Your goal
Without including the pictures, copy out every line below.

Working data

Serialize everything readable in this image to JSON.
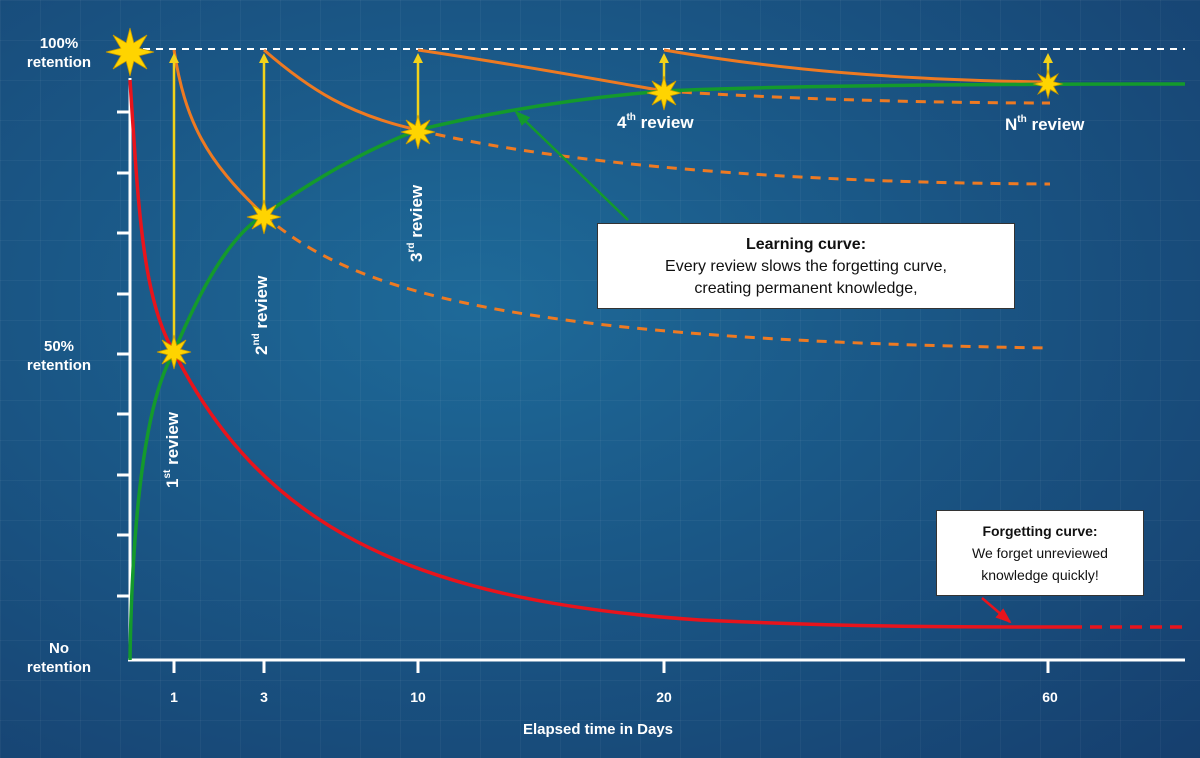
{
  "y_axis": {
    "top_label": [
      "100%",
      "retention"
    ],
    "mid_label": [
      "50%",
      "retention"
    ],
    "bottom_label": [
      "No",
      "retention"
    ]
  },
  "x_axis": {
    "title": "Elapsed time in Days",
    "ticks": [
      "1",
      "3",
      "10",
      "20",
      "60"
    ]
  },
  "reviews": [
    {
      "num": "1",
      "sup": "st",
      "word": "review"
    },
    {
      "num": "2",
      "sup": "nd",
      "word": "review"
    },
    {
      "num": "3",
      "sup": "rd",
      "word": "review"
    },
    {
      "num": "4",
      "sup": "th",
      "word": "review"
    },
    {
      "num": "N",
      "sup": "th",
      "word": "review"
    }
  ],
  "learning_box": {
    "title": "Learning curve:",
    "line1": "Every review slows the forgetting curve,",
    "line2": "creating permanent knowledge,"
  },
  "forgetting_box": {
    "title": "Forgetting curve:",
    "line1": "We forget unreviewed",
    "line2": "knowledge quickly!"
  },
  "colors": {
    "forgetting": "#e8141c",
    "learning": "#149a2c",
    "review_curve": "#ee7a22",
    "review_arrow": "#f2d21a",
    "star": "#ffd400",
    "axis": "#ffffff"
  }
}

Response to the task
Serialize everything readable in this image to JSON.
{
  "y_axis": {
    "top_label": [
      "100%",
      "retention"
    ],
    "mid_label": [
      "50%",
      "retention"
    ],
    "bottom_label": [
      "No",
      "retention"
    ]
  },
  "x_axis": {
    "title": "Elapsed time in Days",
    "ticks": [
      "1",
      "3",
      "10",
      "20",
      "60"
    ]
  },
  "reviews": [
    {
      "num": "1",
      "sup": "st",
      "word": "review"
    },
    {
      "num": "2",
      "sup": "nd",
      "word": "review"
    },
    {
      "num": "3",
      "sup": "rd",
      "word": "review"
    },
    {
      "num": "4",
      "sup": "th",
      "word": "review"
    },
    {
      "num": "N",
      "sup": "th",
      "word": "review"
    }
  ],
  "learning_box": {
    "title": "Learning curve:",
    "line1": "Every review slows the forgetting curve,",
    "line2": "creating permanent knowledge,"
  },
  "forgetting_box": {
    "title": "Forgetting curve:",
    "line1": "We forget unreviewed",
    "line2": "knowledge quickly!"
  },
  "colors": {
    "forgetting": "#e8141c",
    "learning": "#149a2c",
    "review_curve": "#ee7a22",
    "review_arrow": "#f2d21a",
    "star": "#ffd400",
    "axis": "#ffffff"
  }
}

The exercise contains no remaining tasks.